Task to complete: From the listing below, extract every line in which the word "color" appears.

────────────────

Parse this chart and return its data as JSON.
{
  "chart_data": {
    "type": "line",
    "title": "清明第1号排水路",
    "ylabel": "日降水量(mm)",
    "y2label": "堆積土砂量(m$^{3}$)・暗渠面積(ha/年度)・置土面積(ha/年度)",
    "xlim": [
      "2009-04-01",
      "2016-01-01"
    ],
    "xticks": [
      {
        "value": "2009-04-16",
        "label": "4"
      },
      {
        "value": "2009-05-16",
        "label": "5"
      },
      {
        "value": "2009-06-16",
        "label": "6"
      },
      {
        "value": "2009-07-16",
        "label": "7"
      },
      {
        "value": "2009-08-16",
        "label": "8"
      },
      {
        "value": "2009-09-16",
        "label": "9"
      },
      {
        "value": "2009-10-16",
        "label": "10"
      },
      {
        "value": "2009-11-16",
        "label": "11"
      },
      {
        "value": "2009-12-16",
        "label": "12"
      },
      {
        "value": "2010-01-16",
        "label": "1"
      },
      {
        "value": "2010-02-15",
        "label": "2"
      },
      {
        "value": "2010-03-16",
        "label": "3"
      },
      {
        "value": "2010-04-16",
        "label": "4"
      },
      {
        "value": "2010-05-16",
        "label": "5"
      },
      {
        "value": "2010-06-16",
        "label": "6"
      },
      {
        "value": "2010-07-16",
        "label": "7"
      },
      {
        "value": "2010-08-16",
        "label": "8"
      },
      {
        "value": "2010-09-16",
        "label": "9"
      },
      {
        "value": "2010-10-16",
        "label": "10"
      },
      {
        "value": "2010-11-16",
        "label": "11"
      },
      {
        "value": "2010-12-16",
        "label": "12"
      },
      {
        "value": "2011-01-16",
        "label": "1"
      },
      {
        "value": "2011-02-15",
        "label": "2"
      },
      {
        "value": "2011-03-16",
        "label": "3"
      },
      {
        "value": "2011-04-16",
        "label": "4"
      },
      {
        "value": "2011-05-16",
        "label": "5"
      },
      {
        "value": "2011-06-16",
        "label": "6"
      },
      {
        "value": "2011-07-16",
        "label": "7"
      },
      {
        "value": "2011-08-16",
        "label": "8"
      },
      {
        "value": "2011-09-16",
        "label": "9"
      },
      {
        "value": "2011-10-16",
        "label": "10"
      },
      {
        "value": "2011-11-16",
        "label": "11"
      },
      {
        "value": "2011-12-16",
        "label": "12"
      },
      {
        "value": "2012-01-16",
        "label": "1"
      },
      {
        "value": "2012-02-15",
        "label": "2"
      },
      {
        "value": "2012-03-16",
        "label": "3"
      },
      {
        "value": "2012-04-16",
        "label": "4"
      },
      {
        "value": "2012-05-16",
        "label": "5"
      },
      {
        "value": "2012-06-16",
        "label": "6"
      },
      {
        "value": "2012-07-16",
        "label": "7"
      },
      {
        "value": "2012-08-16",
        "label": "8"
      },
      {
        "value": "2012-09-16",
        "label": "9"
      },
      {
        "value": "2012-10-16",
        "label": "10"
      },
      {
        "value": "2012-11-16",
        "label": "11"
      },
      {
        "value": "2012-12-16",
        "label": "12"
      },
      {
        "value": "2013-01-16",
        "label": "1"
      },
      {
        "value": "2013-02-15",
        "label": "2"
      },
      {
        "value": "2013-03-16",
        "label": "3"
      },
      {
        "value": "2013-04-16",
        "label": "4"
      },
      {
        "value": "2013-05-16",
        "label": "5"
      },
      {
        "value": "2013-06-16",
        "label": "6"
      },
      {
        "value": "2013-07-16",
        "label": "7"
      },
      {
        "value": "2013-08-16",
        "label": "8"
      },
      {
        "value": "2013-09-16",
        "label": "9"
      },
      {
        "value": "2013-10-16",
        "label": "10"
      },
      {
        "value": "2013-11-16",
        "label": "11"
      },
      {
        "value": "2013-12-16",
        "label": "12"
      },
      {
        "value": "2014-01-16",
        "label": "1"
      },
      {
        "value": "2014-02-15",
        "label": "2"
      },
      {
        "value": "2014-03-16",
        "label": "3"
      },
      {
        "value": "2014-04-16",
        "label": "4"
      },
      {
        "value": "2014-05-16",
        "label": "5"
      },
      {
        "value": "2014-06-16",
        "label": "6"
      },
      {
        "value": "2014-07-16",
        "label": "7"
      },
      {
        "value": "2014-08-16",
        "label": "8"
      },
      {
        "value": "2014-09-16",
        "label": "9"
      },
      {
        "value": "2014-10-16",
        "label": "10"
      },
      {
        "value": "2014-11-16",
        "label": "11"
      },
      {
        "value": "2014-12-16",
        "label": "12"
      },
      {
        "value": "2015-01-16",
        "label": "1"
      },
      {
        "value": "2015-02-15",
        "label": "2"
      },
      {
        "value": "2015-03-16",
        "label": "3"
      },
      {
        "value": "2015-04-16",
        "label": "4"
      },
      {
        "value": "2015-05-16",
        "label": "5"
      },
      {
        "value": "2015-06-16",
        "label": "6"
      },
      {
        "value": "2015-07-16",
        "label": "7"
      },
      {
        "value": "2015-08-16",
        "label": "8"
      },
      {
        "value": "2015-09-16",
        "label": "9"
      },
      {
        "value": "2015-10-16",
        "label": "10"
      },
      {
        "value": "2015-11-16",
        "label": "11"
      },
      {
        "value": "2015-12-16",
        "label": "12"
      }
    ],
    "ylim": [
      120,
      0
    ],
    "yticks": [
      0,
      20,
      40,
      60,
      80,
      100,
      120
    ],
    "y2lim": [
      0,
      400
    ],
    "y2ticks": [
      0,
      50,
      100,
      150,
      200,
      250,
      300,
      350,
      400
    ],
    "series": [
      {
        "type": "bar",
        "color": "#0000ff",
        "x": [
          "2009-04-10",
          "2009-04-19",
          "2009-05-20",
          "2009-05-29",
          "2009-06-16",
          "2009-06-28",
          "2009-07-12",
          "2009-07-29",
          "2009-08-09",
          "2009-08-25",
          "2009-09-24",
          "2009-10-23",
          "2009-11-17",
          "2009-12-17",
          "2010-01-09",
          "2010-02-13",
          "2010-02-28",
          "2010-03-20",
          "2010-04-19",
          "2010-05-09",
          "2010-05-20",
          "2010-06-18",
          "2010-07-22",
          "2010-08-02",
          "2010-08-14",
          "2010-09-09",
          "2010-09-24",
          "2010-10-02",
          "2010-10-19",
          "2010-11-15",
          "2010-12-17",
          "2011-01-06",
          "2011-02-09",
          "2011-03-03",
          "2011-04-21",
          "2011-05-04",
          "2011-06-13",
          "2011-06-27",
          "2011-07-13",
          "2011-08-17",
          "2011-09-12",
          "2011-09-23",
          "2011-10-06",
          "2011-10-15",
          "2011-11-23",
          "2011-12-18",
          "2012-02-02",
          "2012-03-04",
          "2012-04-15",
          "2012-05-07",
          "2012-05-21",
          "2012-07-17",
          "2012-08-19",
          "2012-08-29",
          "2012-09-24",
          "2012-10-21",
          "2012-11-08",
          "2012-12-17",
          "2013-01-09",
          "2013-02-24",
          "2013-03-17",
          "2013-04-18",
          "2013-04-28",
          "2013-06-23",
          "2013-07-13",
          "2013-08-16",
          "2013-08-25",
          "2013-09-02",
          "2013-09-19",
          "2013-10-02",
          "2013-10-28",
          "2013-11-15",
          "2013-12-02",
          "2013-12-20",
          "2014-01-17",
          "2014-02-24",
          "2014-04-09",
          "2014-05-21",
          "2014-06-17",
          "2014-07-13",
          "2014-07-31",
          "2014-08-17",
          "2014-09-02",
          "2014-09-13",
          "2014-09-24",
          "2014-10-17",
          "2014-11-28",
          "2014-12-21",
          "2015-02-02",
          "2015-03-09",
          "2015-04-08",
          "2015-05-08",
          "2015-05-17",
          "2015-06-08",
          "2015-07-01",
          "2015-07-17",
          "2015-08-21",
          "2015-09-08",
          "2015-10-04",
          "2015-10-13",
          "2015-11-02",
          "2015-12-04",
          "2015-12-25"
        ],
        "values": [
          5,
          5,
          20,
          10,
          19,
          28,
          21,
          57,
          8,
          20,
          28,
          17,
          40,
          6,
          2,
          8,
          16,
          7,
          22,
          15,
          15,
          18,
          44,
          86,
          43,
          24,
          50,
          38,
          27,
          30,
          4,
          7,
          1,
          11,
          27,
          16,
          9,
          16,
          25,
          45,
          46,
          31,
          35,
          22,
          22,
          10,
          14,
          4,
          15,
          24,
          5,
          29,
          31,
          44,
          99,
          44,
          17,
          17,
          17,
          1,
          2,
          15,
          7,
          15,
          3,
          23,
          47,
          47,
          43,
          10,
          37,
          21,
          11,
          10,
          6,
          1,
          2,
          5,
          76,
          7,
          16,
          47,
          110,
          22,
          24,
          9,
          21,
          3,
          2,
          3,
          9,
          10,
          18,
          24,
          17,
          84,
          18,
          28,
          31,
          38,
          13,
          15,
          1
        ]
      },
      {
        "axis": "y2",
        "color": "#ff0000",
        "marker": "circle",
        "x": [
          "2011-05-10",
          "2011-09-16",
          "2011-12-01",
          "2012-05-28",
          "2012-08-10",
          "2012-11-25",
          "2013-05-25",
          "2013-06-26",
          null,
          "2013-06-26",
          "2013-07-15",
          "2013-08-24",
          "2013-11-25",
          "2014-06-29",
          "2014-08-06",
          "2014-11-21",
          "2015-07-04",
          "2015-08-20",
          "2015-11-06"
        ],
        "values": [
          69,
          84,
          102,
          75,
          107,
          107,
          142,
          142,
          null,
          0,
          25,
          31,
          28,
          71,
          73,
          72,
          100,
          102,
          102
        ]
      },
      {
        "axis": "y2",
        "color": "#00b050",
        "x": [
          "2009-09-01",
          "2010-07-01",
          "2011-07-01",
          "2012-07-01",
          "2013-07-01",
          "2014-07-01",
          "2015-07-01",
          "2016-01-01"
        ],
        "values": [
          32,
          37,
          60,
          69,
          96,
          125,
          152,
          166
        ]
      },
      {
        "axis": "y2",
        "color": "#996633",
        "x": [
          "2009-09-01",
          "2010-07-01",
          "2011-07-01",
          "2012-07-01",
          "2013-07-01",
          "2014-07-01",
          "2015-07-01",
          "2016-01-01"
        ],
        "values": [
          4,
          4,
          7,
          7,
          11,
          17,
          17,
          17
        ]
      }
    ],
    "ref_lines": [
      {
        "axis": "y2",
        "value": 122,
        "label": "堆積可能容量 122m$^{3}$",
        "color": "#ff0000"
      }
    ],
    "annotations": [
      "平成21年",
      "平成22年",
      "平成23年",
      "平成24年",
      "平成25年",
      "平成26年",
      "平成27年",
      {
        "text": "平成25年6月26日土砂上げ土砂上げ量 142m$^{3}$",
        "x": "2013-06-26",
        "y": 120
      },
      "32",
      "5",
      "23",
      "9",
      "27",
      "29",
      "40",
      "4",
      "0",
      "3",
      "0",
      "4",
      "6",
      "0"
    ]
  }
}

────────────────

Complete answer:
        "color": "#0000ff",
        "color": "#ff0000",
        "color": "#00b050",
        "color": "#996633",
        "color": "#ff0000"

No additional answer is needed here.